START GIVEN ENTRIES
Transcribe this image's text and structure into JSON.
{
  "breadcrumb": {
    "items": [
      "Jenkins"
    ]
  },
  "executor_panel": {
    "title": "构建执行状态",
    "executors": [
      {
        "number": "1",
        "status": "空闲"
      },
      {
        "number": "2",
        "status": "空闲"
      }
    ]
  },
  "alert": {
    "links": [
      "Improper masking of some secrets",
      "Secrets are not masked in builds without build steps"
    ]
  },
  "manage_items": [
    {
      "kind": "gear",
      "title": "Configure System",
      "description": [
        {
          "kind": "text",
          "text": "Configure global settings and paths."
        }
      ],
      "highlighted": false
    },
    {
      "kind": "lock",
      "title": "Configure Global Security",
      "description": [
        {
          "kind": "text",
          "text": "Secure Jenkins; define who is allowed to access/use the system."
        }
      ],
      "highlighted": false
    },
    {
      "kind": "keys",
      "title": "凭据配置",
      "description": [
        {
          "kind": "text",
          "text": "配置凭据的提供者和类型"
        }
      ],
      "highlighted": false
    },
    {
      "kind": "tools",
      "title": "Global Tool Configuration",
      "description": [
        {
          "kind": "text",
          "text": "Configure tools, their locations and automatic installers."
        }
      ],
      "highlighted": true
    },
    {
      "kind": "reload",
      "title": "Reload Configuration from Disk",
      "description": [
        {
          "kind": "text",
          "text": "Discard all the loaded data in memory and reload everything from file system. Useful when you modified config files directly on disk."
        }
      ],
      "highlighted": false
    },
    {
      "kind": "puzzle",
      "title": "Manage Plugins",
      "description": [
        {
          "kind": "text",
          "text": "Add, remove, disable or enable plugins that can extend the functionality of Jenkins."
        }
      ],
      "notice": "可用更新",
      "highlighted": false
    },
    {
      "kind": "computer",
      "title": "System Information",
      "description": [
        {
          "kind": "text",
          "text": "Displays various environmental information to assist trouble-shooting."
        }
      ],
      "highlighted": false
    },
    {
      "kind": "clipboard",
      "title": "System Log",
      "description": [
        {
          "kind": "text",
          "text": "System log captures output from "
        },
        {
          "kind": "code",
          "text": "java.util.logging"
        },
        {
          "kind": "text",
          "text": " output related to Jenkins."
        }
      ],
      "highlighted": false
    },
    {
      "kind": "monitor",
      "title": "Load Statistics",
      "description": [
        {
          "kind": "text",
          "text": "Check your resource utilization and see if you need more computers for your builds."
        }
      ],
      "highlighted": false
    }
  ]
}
END GIVEN ENTRIES
## WHAT TO WORK ON:
Return each line in the records that holds the string "builds".

## TASK SOLUTION:
      "Secrets are not masked in builds without build steps"
          "text": "Check your resource utilization and see if you need more computers for your builds."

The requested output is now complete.